TASK GOAL ▸ Return all of the data exactly as given.

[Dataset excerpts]
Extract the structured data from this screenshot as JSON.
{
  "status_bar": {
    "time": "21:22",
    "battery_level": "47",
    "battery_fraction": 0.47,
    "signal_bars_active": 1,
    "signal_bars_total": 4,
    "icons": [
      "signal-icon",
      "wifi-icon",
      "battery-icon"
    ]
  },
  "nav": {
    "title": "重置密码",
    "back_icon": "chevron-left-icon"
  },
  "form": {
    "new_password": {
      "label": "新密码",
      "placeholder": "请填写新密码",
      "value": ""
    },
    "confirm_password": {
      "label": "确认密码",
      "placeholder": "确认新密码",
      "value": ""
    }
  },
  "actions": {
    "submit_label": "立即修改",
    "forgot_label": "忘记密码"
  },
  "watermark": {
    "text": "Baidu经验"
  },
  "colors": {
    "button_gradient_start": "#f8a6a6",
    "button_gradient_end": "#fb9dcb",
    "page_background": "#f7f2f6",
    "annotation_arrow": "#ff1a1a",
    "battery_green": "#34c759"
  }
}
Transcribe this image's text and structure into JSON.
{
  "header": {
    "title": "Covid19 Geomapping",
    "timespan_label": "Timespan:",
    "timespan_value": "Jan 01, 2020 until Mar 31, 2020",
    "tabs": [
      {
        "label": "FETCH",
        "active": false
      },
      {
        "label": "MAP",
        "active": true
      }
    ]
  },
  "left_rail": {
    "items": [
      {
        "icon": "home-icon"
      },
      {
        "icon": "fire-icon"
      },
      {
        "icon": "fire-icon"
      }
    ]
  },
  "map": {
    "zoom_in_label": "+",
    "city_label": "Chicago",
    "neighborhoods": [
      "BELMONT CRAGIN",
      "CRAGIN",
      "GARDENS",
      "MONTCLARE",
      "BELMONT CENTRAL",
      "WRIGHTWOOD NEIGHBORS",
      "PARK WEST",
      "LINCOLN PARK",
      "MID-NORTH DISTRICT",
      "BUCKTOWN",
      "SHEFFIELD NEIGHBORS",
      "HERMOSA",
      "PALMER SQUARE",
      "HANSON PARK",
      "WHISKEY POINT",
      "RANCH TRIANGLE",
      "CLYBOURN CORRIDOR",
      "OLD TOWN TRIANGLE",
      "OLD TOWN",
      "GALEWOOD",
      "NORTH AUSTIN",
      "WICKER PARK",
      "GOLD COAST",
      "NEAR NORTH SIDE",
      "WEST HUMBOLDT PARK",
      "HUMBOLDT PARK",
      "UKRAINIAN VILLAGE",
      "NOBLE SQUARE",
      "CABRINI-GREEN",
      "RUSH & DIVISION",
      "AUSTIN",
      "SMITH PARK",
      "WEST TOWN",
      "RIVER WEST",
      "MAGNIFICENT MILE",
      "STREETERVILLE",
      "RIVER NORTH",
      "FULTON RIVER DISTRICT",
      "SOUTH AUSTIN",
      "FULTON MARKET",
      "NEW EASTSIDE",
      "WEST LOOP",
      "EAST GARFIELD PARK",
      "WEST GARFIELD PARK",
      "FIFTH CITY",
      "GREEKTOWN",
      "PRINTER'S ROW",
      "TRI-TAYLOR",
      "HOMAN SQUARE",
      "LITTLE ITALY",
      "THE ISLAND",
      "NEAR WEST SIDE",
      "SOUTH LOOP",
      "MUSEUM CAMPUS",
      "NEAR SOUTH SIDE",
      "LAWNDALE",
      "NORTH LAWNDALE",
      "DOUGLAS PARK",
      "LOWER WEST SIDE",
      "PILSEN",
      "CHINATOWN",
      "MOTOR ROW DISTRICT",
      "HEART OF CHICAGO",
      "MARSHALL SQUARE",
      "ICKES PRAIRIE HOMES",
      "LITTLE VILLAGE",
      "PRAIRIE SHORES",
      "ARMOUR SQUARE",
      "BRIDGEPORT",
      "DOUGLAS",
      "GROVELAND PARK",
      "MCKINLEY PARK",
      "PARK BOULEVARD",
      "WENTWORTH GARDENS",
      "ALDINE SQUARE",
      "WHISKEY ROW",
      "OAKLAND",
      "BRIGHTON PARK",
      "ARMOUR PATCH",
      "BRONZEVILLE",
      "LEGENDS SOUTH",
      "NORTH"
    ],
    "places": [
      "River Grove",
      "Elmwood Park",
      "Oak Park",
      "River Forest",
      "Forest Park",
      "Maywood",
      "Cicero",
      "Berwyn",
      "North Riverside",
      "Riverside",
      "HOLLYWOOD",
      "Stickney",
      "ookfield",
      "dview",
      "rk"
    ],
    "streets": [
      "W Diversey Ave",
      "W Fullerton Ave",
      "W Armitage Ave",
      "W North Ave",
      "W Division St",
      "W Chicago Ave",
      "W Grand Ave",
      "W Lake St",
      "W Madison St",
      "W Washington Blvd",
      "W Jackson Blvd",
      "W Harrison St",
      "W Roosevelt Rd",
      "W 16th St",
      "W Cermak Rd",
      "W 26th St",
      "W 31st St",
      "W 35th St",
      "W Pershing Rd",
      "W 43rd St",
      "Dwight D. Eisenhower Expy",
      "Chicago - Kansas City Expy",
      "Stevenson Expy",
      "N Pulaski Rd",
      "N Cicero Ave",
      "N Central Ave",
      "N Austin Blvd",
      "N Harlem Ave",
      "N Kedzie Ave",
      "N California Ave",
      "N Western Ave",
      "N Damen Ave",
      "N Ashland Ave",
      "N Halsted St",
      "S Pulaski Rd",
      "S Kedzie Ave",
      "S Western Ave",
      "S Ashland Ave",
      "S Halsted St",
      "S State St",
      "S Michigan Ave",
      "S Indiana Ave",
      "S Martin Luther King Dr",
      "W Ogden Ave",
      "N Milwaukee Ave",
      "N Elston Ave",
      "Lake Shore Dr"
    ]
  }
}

EXPECTED OUTPUT ▸
Extract the structured data from this screenshot as JSON.
{
  "status_bar": {
    "time": "21:22",
    "battery_level": "47",
    "battery_fraction": 0.47,
    "signal_bars_active": 1,
    "signal_bars_total": 4,
    "icons": [
      "signal-icon",
      "wifi-icon",
      "battery-icon"
    ]
  },
  "nav": {
    "title": "重置密码",
    "back_icon": "chevron-left-icon"
  },
  "form": {
    "new_password": {
      "label": "新密码",
      "placeholder": "请填写新密码",
      "value": ""
    },
    "confirm_password": {
      "label": "确认密码",
      "placeholder": "确认新密码",
      "value": ""
    }
  },
  "actions": {
    "submit_label": "立即修改",
    "forgot_label": "忘记密码"
  },
  "watermark": {
    "text": "Baidu经验"
  },
  "colors": {
    "button_gradient_start": "#f8a6a6",
    "button_gradient_end": "#fb9dcb",
    "page_background": "#f7f2f6",
    "annotation_arrow": "#ff1a1a",
    "battery_green": "#34c759"
  }
}
Transcribe this image's text and structure into JSON.
{
  "header": {
    "title": "Covid19 Geomapping",
    "timespan_label": "Timespan:",
    "timespan_value": "Jan 01, 2020 until Mar 31, 2020",
    "tabs": [
      {
        "label": "FETCH",
        "active": false
      },
      {
        "label": "MAP",
        "active": true
      }
    ]
  },
  "left_rail": {
    "items": [
      {
        "icon": "home-icon"
      },
      {
        "icon": "fire-icon"
      },
      {
        "icon": "fire-icon"
      }
    ]
  },
  "map": {
    "zoom_in_label": "+",
    "city_label": "Chicago",
    "neighborhoods": [
      "BELMONT CRAGIN",
      "CRAGIN",
      "GARDENS",
      "MONTCLARE",
      "BELMONT CENTRAL",
      "WRIGHTWOOD NEIGHBORS",
      "PARK WEST",
      "LINCOLN PARK",
      "MID-NORTH DISTRICT",
      "BUCKTOWN",
      "SHEFFIELD NEIGHBORS",
      "HERMOSA",
      "PALMER SQUARE",
      "HANSON PARK",
      "WHISKEY POINT",
      "RANCH TRIANGLE",
      "CLYBOURN CORRIDOR",
      "OLD TOWN TRIANGLE",
      "OLD TOWN",
      "GALEWOOD",
      "NORTH AUSTIN",
      "WICKER PARK",
      "GOLD COAST",
      "NEAR NORTH SIDE",
      "WEST HUMBOLDT PARK",
      "HUMBOLDT PARK",
      "UKRAINIAN VILLAGE",
      "NOBLE SQUARE",
      "CABRINI-GREEN",
      "RUSH & DIVISION",
      "AUSTIN",
      "SMITH PARK",
      "WEST TOWN",
      "RIVER WEST",
      "MAGNIFICENT MILE",
      "STREETERVILLE",
      "RIVER NORTH",
      "FULTON RIVER DISTRICT",
      "SOUTH AUSTIN",
      "FULTON MARKET",
      "NEW EASTSIDE",
      "WEST LOOP",
      "EAST GARFIELD PARK",
      "WEST GARFIELD PARK",
      "FIFTH CITY",
      "GREEKTOWN",
      "PRINTER'S ROW",
      "TRI-TAYLOR",
      "HOMAN SQUARE",
      "LITTLE ITALY",
      "THE ISLAND",
      "NEAR WEST SIDE",
      "SOUTH LOOP",
      "MUSEUM CAMPUS",
      "NEAR SOUTH SIDE",
      "LAWNDALE",
      "NORTH LAWNDALE",
      "DOUGLAS PARK",
      "LOWER WEST SIDE",
      "PILSEN",
      "CHINATOWN",
      "MOTOR ROW DISTRICT",
      "HEART OF CHICAGO",
      "MARSHALL SQUARE",
      "ICKES PRAIRIE HOMES",
      "LITTLE VILLAGE",
      "PRAIRIE SHORES",
      "ARMOUR SQUARE",
      "BRIDGEPORT",
      "DOUGLAS",
      "GROVELAND PARK",
      "MCKINLEY PARK",
      "PARK BOULEVARD",
      "WENTWORTH GARDENS",
      "ALDINE SQUARE",
      "WHISKEY ROW",
      "OAKLAND",
      "BRIGHTON PARK",
      "ARMOUR PATCH",
      "BRONZEVILLE",
      "LEGENDS SOUTH",
      "NORTH"
    ],
    "places": [
      "River Grove",
      "Elmwood Park",
      "Oak Park",
      "River Forest",
      "Forest Park",
      "Maywood",
      "Cicero",
      "Berwyn",
      "North Riverside",
      "Riverside",
      "HOLLYWOOD",
      "Stickney",
      "ookfield",
      "dview",
      "rk"
    ],
    "streets": [
      "W Diversey Ave",
      "W Fullerton Ave",
      "W Armitage Ave",
      "W North Ave",
      "W Division St",
      "W Chicago Ave",
      "W Grand Ave",
      "W Lake St",
      "W Madison St",
      "W Washington Blvd",
      "W Jackson Blvd",
      "W Harrison St",
      "W Roosevelt Rd",
      "W 16th St",
      "W Cermak Rd",
      "W 26th St",
      "W 31st St",
      "W 35th St",
      "W Pershing Rd",
      "W 43rd St",
      "Dwight D. Eisenhower Expy",
      "Chicago - Kansas City Expy",
      "Stevenson Expy",
      "N Pulaski Rd",
      "N Cicero Ave",
      "N Central Ave",
      "N Austin Blvd",
      "N Harlem Ave",
      "N Kedzie Ave",
      "N California Ave",
      "N Western Ave",
      "N Damen Ave",
      "N Ashland Ave",
      "N Halsted St",
      "S Pulaski Rd",
      "S Kedzie Ave",
      "S Western Ave",
      "S Ashland Ave",
      "S Halsted St",
      "S State St",
      "S Michigan Ave",
      "S Indiana Ave",
      "S Martin Luther King Dr",
      "W Ogden Ave",
      "N Milwaukee Ave",
      "N Elston Ave",
      "Lake Shore Dr"
    ]
  }
}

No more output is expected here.